- [A run of records]

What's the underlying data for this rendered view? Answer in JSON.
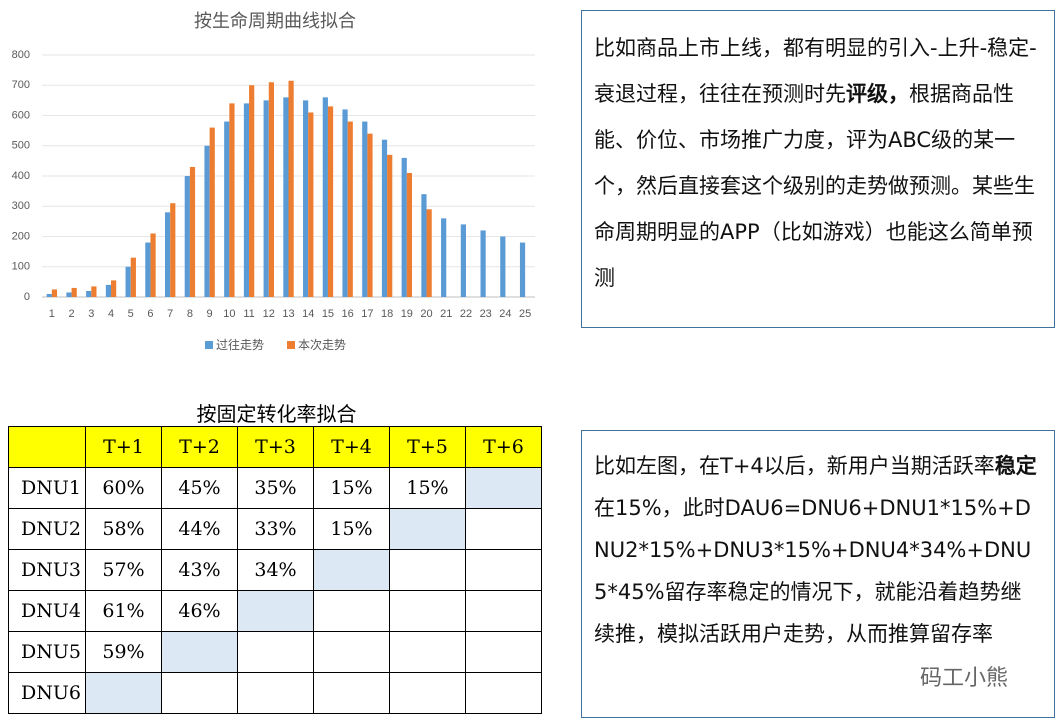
{
  "chart_data": {
    "type": "bar",
    "title": "按生命周期曲线拟合",
    "categories": [
      "1",
      "2",
      "3",
      "4",
      "5",
      "6",
      "7",
      "8",
      "9",
      "10",
      "11",
      "12",
      "13",
      "14",
      "15",
      "16",
      "17",
      "18",
      "19",
      "20",
      "21",
      "22",
      "23",
      "24",
      "25"
    ],
    "series": [
      {
        "name": "过往走势",
        "color": "#5b9bd5",
        "values": [
          10,
          15,
          20,
          40,
          100,
          180,
          280,
          400,
          500,
          580,
          640,
          650,
          660,
          650,
          660,
          620,
          580,
          520,
          460,
          340,
          260,
          240,
          220,
          200,
          180
        ]
      },
      {
        "name": "本次走势",
        "color": "#ed7d31",
        "values": [
          25,
          30,
          35,
          55,
          130,
          210,
          310,
          430,
          560,
          640,
          700,
          710,
          715,
          610,
          630,
          580,
          540,
          470,
          410,
          290,
          null,
          null,
          null,
          null,
          null
        ]
      }
    ],
    "ylim": [
      0,
      800
    ],
    "yticks": [
      0,
      100,
      200,
      300,
      400,
      500,
      600,
      700,
      800
    ],
    "grid": true,
    "legend": "bottom"
  },
  "note1": {
    "segments": [
      {
        "text": "比如商品上市上线，都有明显的引入-上升-稳定-衰退过程，往往在预测时先"
      },
      {
        "text": "评级，",
        "bold": true
      },
      {
        "text": "根据商品性能、价位、市场推广力度，评为ABC级的某一个，然后直接套这个级别的走势做预测。某些生命周期明显的APP（比如游戏）也能这么简单预测"
      }
    ]
  },
  "table": {
    "title": "按固定转化率拟合",
    "header": [
      "T+1",
      "T+2",
      "T+3",
      "T+4",
      "T+5",
      "T+6"
    ],
    "rows": [
      {
        "label": "DNU1",
        "cells": [
          "60%",
          "45%",
          "35%",
          "15%",
          "15%"
        ]
      },
      {
        "label": "DNU2",
        "cells": [
          "58%",
          "44%",
          "33%",
          "15%"
        ]
      },
      {
        "label": "DNU3",
        "cells": [
          "57%",
          "43%",
          "34%"
        ]
      },
      {
        "label": "DNU4",
        "cells": [
          "61%",
          "46%"
        ]
      },
      {
        "label": "DNU5",
        "cells": [
          "59%"
        ]
      },
      {
        "label": "DNU6",
        "cells": []
      }
    ]
  },
  "note2": {
    "segments": [
      {
        "text": "比如左图，在T+4以后，新用户当期活跃率"
      },
      {
        "text": "稳定",
        "bold": true
      },
      {
        "text": "在15%，此时DAU6=DNU6+DNU1*15%+DNU2*15%+DNU3*15%+DNU4*34%+DNU5*45%留存率稳定的情况下，就能沿着趋势继续推，模拟活跃用户走势，从而推算留存率"
      }
    ]
  },
  "watermark": "码工小熊"
}
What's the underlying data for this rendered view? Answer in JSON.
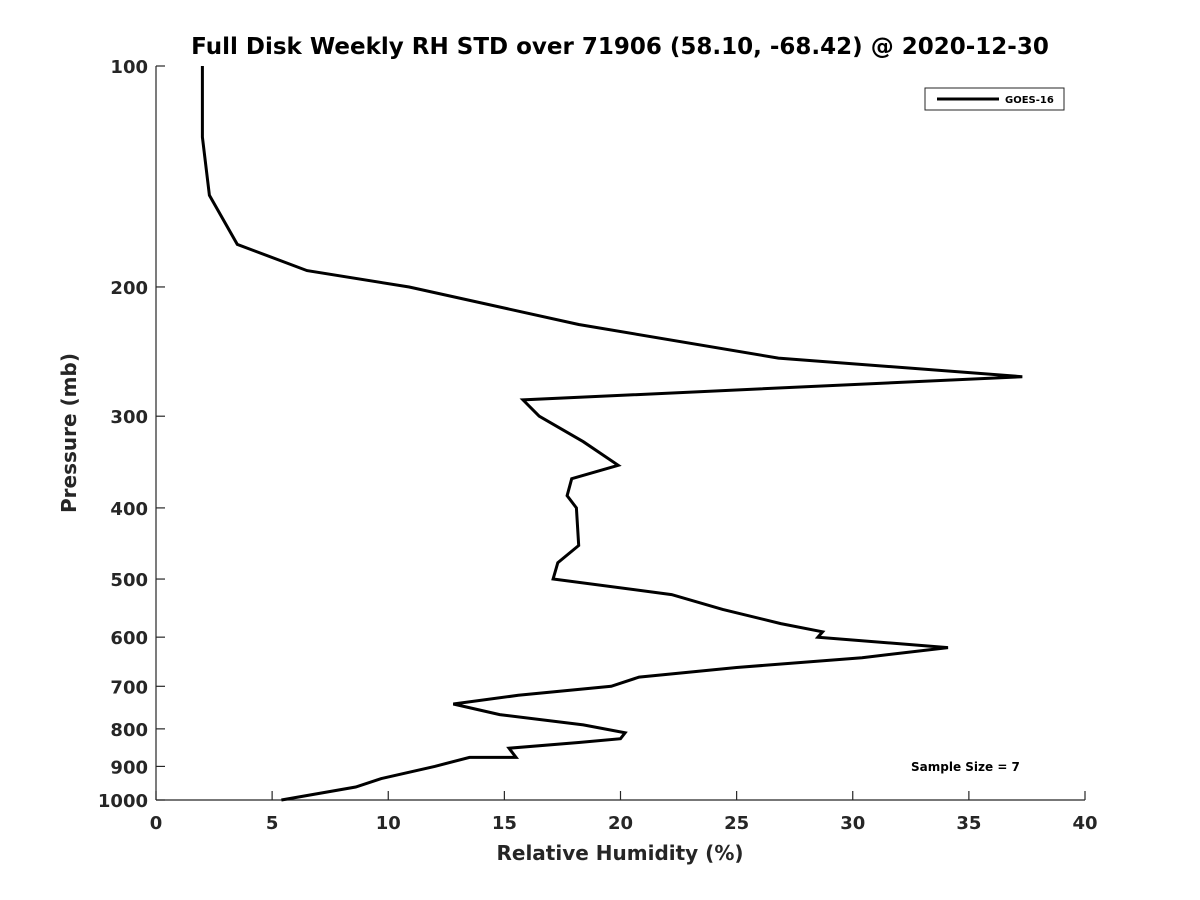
{
  "chart_data": {
    "type": "line",
    "title": "Full Disk Weekly RH STD over 71906 (58.10, -68.42) @ 2020-12-30",
    "xlabel": "Relative Humidity (%)",
    "ylabel": "Pressure (mb)",
    "xlim": [
      0,
      40
    ],
    "ylim": [
      100,
      1000
    ],
    "y_scale": "log",
    "y_reversed": true,
    "x_ticks": [
      "0",
      "5",
      "10",
      "15",
      "20",
      "25",
      "30",
      "35",
      "40"
    ],
    "y_ticks": [
      "100",
      "200",
      "300",
      "400",
      "500",
      "600",
      "700",
      "800",
      "900",
      "1000"
    ],
    "grid": false,
    "legend_position": "top-right",
    "annotation": "Sample Size = 7",
    "line_color": "#000000",
    "series": [
      {
        "name": "GOES-16",
        "x": [
          2.0,
          2.0,
          2.3,
          3.5,
          6.5,
          10.9,
          18.2,
          26.8,
          37.3,
          15.8,
          16.5,
          18.4,
          19.9,
          17.9,
          17.7,
          18.1,
          18.2,
          17.3,
          17.1,
          22.2,
          24.4,
          26.9,
          28.7,
          28.5,
          34.1,
          30.4,
          25.0,
          20.8,
          19.6,
          15.6,
          12.8,
          14.8,
          18.4,
          20.2,
          20.0,
          18.2,
          15.2,
          15.5,
          13.5,
          12.0,
          9.7,
          8.6,
          5.4
        ],
        "y": [
          100,
          125,
          150,
          175,
          190,
          200,
          225,
          250,
          265,
          285,
          300,
          325,
          350,
          365,
          385,
          400,
          450,
          475,
          500,
          525,
          550,
          575,
          590,
          600,
          620,
          640,
          660,
          680,
          700,
          720,
          740,
          765,
          790,
          810,
          825,
          835,
          850,
          875,
          875,
          900,
          935,
          960,
          1000
        ]
      }
    ]
  }
}
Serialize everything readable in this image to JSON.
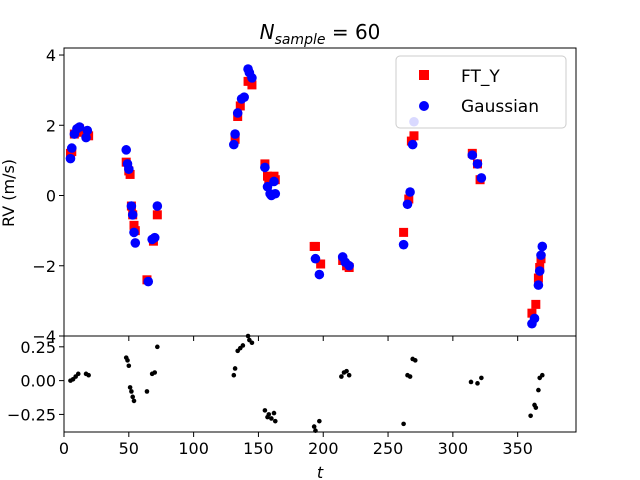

- [Given problem] Show the lines of the data that hold the word "true".

- [The answer]
    "grid": true,
        "bold": true
        "bold": true
    "y_reversed": true,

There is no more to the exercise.